● TO DO
For every line of the material below, check for the string "JSON" and return the line if it is there.

● EXERCISE MATERIALS
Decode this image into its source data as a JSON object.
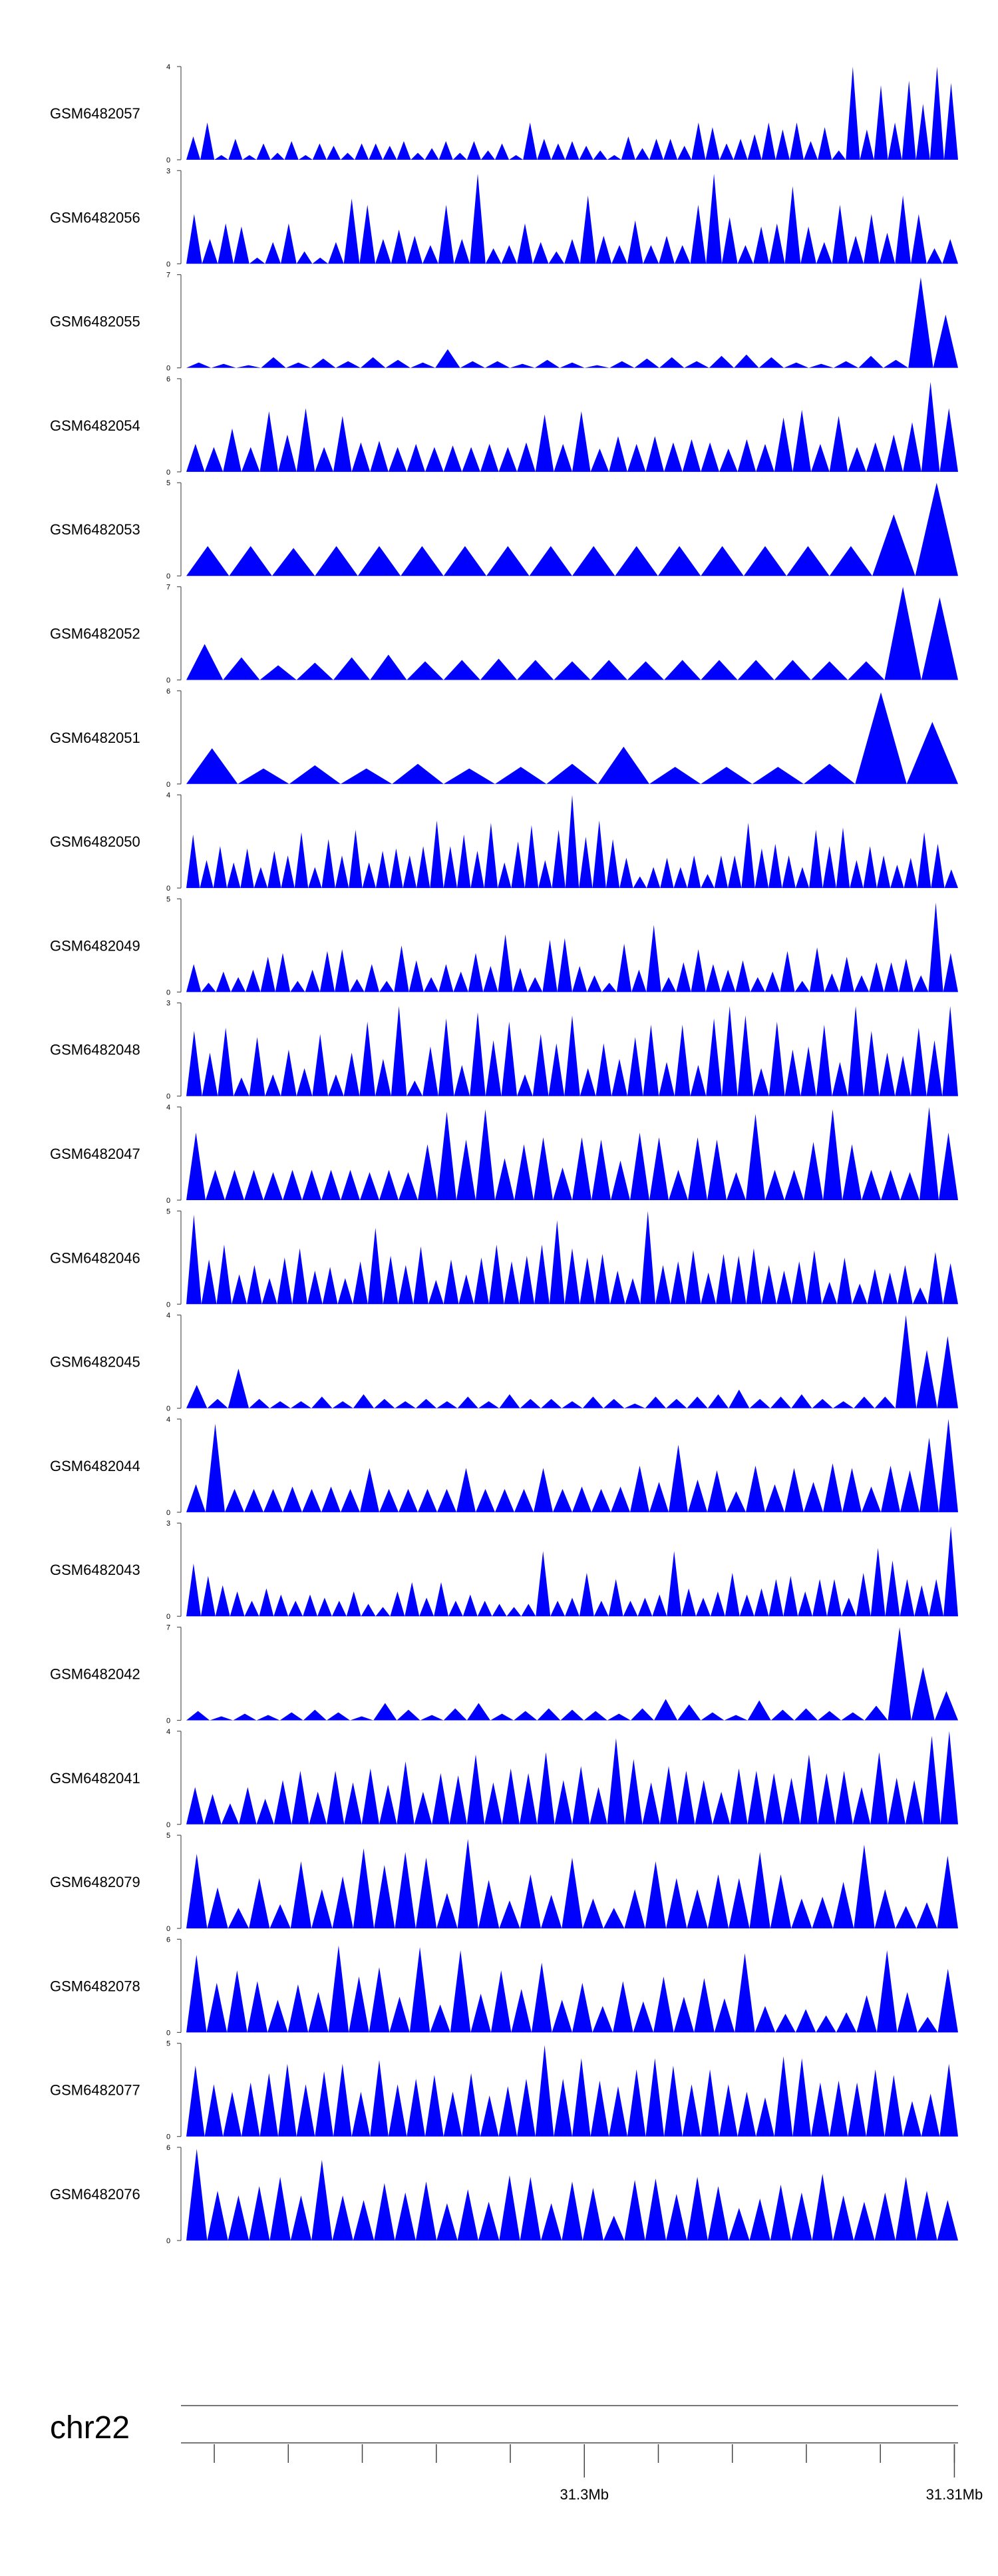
{
  "chart_data": {
    "type": "area",
    "chromosome": "chr22",
    "genome_axis": {
      "tick_labels": [
        "31.3Mb",
        "31.31Mb"
      ],
      "labeled_positions_mb": [
        31.3,
        31.31
      ],
      "minor_tick_step_mb": 0.002,
      "range_mb": [
        31.2891,
        31.3101
      ]
    },
    "fill_color": "#0000ff",
    "tracks": [
      {
        "name": "GSM6482057",
        "ymax": 4,
        "ymin": 0,
        "values": [
          1,
          1.6,
          0.2,
          0.9,
          0.2,
          0.7,
          0.3,
          0.8,
          0.2,
          0.7,
          0.6,
          0.3,
          0.7,
          0.7,
          0.6,
          0.8,
          0.3,
          0.5,
          0.8,
          0.3,
          0.8,
          0.4,
          0.7,
          0.2,
          1.6,
          0.9,
          0.7,
          0.8,
          0.6,
          0.4,
          0.2,
          1,
          0.5,
          0.9,
          0.9,
          0.6,
          1.6,
          1.4,
          0.7,
          0.9,
          1.1,
          1.6,
          1.3,
          1.6,
          0.8,
          1.4,
          0.4,
          4,
          1.3,
          3.2,
          1.6,
          3.4,
          2.4,
          4,
          3.3
        ]
      },
      {
        "name": "GSM6482056",
        "ymax": 3,
        "ymin": 0,
        "values": [
          1.6,
          0.8,
          1.3,
          1.2,
          0.2,
          0.7,
          1.3,
          0.4,
          0.2,
          0.7,
          2.1,
          1.9,
          0.8,
          1.1,
          0.9,
          0.6,
          1.9,
          0.8,
          2.9,
          0.5,
          0.6,
          1.3,
          0.7,
          0.4,
          0.8,
          2.2,
          0.9,
          0.6,
          1.4,
          0.6,
          0.9,
          0.6,
          1.9,
          2.9,
          1.5,
          0.6,
          1.2,
          1.3,
          2.5,
          1.2,
          0.7,
          1.9,
          0.9,
          1.6,
          1,
          2.2,
          1.6,
          0.5,
          0.8
        ]
      },
      {
        "name": "GSM6482055",
        "ymax": 7,
        "ymin": 0,
        "values": [
          0.4,
          0.3,
          0.2,
          0.8,
          0.4,
          0.7,
          0.5,
          0.8,
          0.6,
          0.4,
          1.4,
          0.5,
          0.5,
          0.3,
          0.6,
          0.4,
          0.2,
          0.5,
          0.7,
          0.8,
          0.5,
          0.9,
          1,
          0.8,
          0.4,
          0.3,
          0.5,
          0.9,
          0.6,
          6.8,
          4
        ]
      },
      {
        "name": "GSM6482054",
        "ymax": 6,
        "ymin": 0,
        "values": [
          1.8,
          1.6,
          2.8,
          1.6,
          3.9,
          2.4,
          4.1,
          1.6,
          3.6,
          1.9,
          2,
          1.6,
          1.8,
          1.6,
          1.7,
          1.6,
          1.8,
          1.6,
          1.9,
          3.7,
          1.8,
          3.9,
          1.5,
          2.3,
          1.8,
          2.3,
          1.9,
          2.1,
          1.9,
          1.5,
          2.1,
          1.8,
          3.5,
          4,
          1.8,
          3.6,
          1.6,
          1.9,
          2.4,
          3.2,
          5.8,
          4.1
        ]
      },
      {
        "name": "GSM6482053",
        "ymax": 5,
        "ymin": 0,
        "values": [
          1.6,
          1.6,
          1.5,
          1.6,
          1.6,
          1.6,
          1.6,
          1.6,
          1.6,
          1.6,
          1.6,
          1.6,
          1.6,
          1.6,
          1.6,
          1.6,
          3.3,
          5
        ]
      },
      {
        "name": "GSM6482052",
        "ymax": 7,
        "ymin": 0,
        "values": [
          2.7,
          1.7,
          1.1,
          1.3,
          1.7,
          1.9,
          1.4,
          1.5,
          1.6,
          1.5,
          1.4,
          1.5,
          1.4,
          1.5,
          1.5,
          1.5,
          1.5,
          1.4,
          1.4,
          7,
          6.2
        ]
      },
      {
        "name": "GSM6482051",
        "ymax": 6,
        "ymin": 0,
        "values": [
          2.3,
          1,
          1.2,
          1,
          1.3,
          1,
          1.1,
          1.3,
          2.4,
          1.1,
          1.1,
          1.1,
          1.3,
          5.9,
          4
        ]
      },
      {
        "name": "GSM6482050",
        "ymax": 4,
        "ymin": 0,
        "values": [
          2.3,
          1.2,
          1.8,
          1.1,
          1.7,
          0.9,
          1.6,
          1.4,
          2.4,
          0.9,
          2.1,
          1.4,
          2.5,
          1.1,
          1.6,
          1.7,
          1.4,
          1.8,
          2.9,
          1.8,
          2.3,
          1.6,
          2.8,
          1.1,
          2,
          2.7,
          1.2,
          2.5,
          4,
          2.2,
          2.9,
          2.1,
          1.3,
          0.5,
          0.9,
          1.3,
          0.9,
          1.4,
          0.6,
          1.4,
          1.4,
          2.8,
          1.7,
          1.9,
          1.4,
          0.9,
          2.5,
          1.8,
          2.6,
          1.2,
          1.8,
          1.4,
          1,
          1.3,
          2.4,
          1.9,
          0.8
        ]
      },
      {
        "name": "GSM6482049",
        "ymax": 5,
        "ymin": 0,
        "values": [
          1.5,
          0.5,
          1.1,
          0.8,
          1.2,
          1.9,
          2.1,
          0.6,
          1.2,
          2.2,
          2.3,
          0.7,
          1.5,
          0.6,
          2.5,
          1.7,
          0.8,
          1.5,
          1.1,
          2.1,
          1.4,
          3.1,
          1.3,
          0.8,
          2.8,
          2.9,
          1.4,
          0.9,
          0.5,
          2.6,
          1.2,
          3.6,
          0.8,
          1.6,
          2.3,
          1.5,
          1.2,
          1.7,
          0.8,
          1.1,
          2.2,
          0.6,
          2.4,
          1,
          1.9,
          0.9,
          1.6,
          1.6,
          1.8,
          0.9,
          4.8,
          2.1
        ]
      },
      {
        "name": "GSM6482048",
        "ymax": 3,
        "ymin": 0,
        "values": [
          2.1,
          1.4,
          2.2,
          0.6,
          1.9,
          0.7,
          1.5,
          0.9,
          2,
          0.7,
          1.4,
          2.4,
          1.2,
          2.9,
          0.5,
          1.6,
          2.5,
          1,
          2.7,
          1.8,
          2.4,
          0.7,
          2,
          1.7,
          2.6,
          0.9,
          1.7,
          1.2,
          1.9,
          2.3,
          1.1,
          2.3,
          1,
          2.5,
          2.9,
          2.6,
          0.9,
          2.4,
          1.5,
          1.6,
          2.3,
          1.1,
          2.9,
          2.1,
          1.4,
          1.3,
          2.2,
          1.8,
          2.9
        ]
      },
      {
        "name": "GSM6482047",
        "ymax": 4,
        "ymin": 0,
        "values": [
          2.9,
          1.3,
          1.3,
          1.3,
          1.2,
          1.3,
          1.3,
          1.3,
          1.3,
          1.2,
          1.3,
          1.2,
          2.4,
          3.8,
          2.6,
          3.9,
          1.8,
          2.4,
          2.7,
          1.4,
          2.7,
          2.6,
          1.7,
          2.9,
          2.7,
          1.3,
          2.7,
          2.6,
          1.2,
          3.7,
          1.3,
          1.3,
          2.5,
          3.9,
          2.4,
          1.3,
          1.3,
          1.2,
          4,
          2.9
        ]
      },
      {
        "name": "GSM6482046",
        "ymax": 5,
        "ymin": 0,
        "values": [
          4.8,
          2.4,
          3.2,
          1.6,
          2.1,
          1.4,
          2.5,
          3,
          1.8,
          2,
          1.4,
          2.3,
          4.1,
          2.6,
          2.1,
          3.1,
          1.3,
          2.4,
          1.6,
          2.5,
          3.2,
          2.3,
          2.6,
          3.2,
          4.5,
          3,
          2.5,
          2.7,
          1.8,
          1.4,
          5,
          2.1,
          2.3,
          2.9,
          1.7,
          2.7,
          2.6,
          3,
          2.1,
          1.8,
          2.3,
          2.9,
          1.2,
          2.5,
          1.1,
          1.9,
          1.7,
          2.1,
          0.9,
          2.8,
          2.2
        ]
      },
      {
        "name": "GSM6482045",
        "ymax": 4,
        "ymin": 0,
        "values": [
          1,
          0.4,
          1.7,
          0.4,
          0.3,
          0.3,
          0.5,
          0.3,
          0.6,
          0.4,
          0.3,
          0.4,
          0.3,
          0.5,
          0.3,
          0.6,
          0.4,
          0.4,
          0.3,
          0.5,
          0.4,
          0.2,
          0.5,
          0.4,
          0.5,
          0.6,
          0.8,
          0.4,
          0.5,
          0.6,
          0.4,
          0.3,
          0.5,
          0.5,
          4,
          2.5,
          3.1
        ]
      },
      {
        "name": "GSM6482044",
        "ymax": 4,
        "ymin": 0,
        "values": [
          1.2,
          3.8,
          1,
          1,
          1,
          1.1,
          1,
          1.1,
          1,
          1.9,
          1,
          1,
          1,
          1,
          1.9,
          1,
          1,
          1,
          1.9,
          1,
          1.1,
          1,
          1.1,
          2,
          1.3,
          2.9,
          1.4,
          1.8,
          0.9,
          2,
          1.2,
          1.9,
          1.3,
          2.1,
          1.9,
          1.1,
          2,
          1.8,
          3.2,
          4
        ]
      },
      {
        "name": "GSM6482043",
        "ymax": 3,
        "ymin": 0,
        "values": [
          1.7,
          1.3,
          1,
          0.8,
          0.5,
          0.9,
          0.7,
          0.5,
          0.7,
          0.6,
          0.5,
          0.8,
          0.4,
          0.3,
          0.8,
          1.1,
          0.6,
          1.1,
          0.5,
          0.7,
          0.5,
          0.4,
          0.3,
          0.4,
          2.1,
          0.5,
          0.6,
          1.4,
          0.5,
          1.2,
          0.5,
          0.6,
          0.7,
          2.1,
          0.9,
          0.6,
          0.8,
          1.4,
          0.7,
          0.9,
          1.2,
          1.3,
          0.8,
          1.2,
          1.2,
          0.6,
          1.4,
          2.2,
          1.8,
          1.2,
          1,
          1.2,
          2.9
        ]
      },
      {
        "name": "GSM6482042",
        "ymax": 7,
        "ymin": 0,
        "values": [
          0.7,
          0.3,
          0.5,
          0.4,
          0.6,
          0.8,
          0.6,
          0.3,
          1.3,
          0.8,
          0.4,
          0.9,
          1.3,
          0.5,
          0.7,
          0.9,
          0.8,
          0.7,
          0.5,
          0.9,
          1.6,
          1.2,
          0.6,
          0.4,
          1.5,
          0.8,
          0.9,
          0.7,
          0.6,
          1.1,
          7,
          4,
          2.2
        ]
      },
      {
        "name": "GSM6482041",
        "ymax": 4,
        "ymin": 0,
        "values": [
          1.6,
          1.3,
          0.9,
          1.6,
          1.1,
          1.9,
          2.3,
          1.4,
          2.3,
          1.8,
          2.4,
          1.7,
          2.7,
          1.4,
          2.2,
          2.1,
          3,
          1.8,
          2.4,
          2.2,
          3.1,
          1.9,
          2.5,
          1.6,
          3.7,
          2.8,
          1.8,
          2.5,
          2.3,
          1.9,
          1.4,
          2.4,
          2.3,
          2.2,
          2,
          3,
          2.2,
          2.3,
          1.6,
          3.1,
          2,
          1.9,
          3.8,
          4
        ]
      },
      {
        "name": "GSM6482079",
        "ymax": 5,
        "ymin": 0,
        "values": [
          4,
          2.2,
          1.1,
          2.7,
          1.3,
          3.6,
          2.1,
          2.8,
          4.3,
          3.4,
          4.1,
          3.8,
          1.9,
          4.8,
          2.6,
          1.5,
          2.9,
          1.8,
          3.8,
          1.6,
          1.1,
          2.1,
          3.6,
          2.7,
          2.1,
          2.9,
          2.7,
          4.1,
          2.9,
          1.6,
          1.7,
          2.5,
          4.5,
          2.1,
          1.2,
          1.4,
          3.9
        ]
      },
      {
        "name": "GSM6482078",
        "ymax": 6,
        "ymin": 0,
        "values": [
          5,
          3.2,
          4,
          3.3,
          2.1,
          3.1,
          2.6,
          5.6,
          3.6,
          4.2,
          2.3,
          5.5,
          1.8,
          5.3,
          2.5,
          4,
          2.8,
          4.5,
          2.1,
          3.2,
          1.7,
          3.3,
          2,
          3.6,
          2.3,
          3.5,
          2.2,
          5.1,
          1.7,
          1.2,
          1.5,
          1.1,
          1.3,
          2.4,
          5.3,
          2.6,
          1,
          4.1
        ]
      },
      {
        "name": "GSM6482077",
        "ymax": 5,
        "ymin": 0,
        "values": [
          3.8,
          2.8,
          2.4,
          2.9,
          3.4,
          3.9,
          2.8,
          3.5,
          3.9,
          2.4,
          4.1,
          2.8,
          3.1,
          3.3,
          2.4,
          3.4,
          2.2,
          2.7,
          3.1,
          4.9,
          3.1,
          4.2,
          3,
          2.7,
          3.6,
          4.2,
          3.8,
          2.8,
          3.6,
          2.8,
          2.4,
          2.1,
          4.3,
          4.2,
          2.9,
          3,
          2.9,
          3.6,
          3.3,
          1.9,
          2.3,
          3.9
        ]
      },
      {
        "name": "GSM6482076",
        "ymax": 6,
        "ymin": 0,
        "values": [
          5.9,
          3.2,
          2.9,
          3.5,
          4.1,
          2.9,
          5.2,
          2.9,
          2.6,
          3.7,
          3.1,
          3.8,
          2.4,
          3.3,
          2.5,
          4.2,
          4.1,
          2.4,
          3.8,
          3.4,
          1.6,
          3.9,
          4,
          3,
          4.1,
          3.5,
          2.1,
          2.7,
          3.6,
          3.1,
          4.3,
          2.9,
          2.5,
          3.1,
          4.1,
          3.2,
          2.6
        ]
      }
    ]
  }
}
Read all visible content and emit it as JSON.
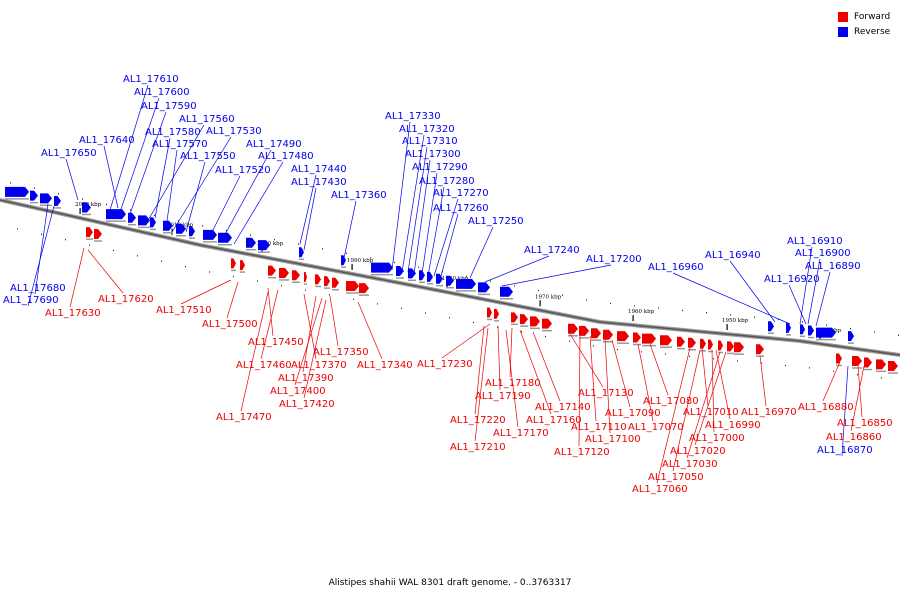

● WRITTEN ANSWER
Decode this image into its source data as a JSON object.
Read all visible content and emit it as JSON.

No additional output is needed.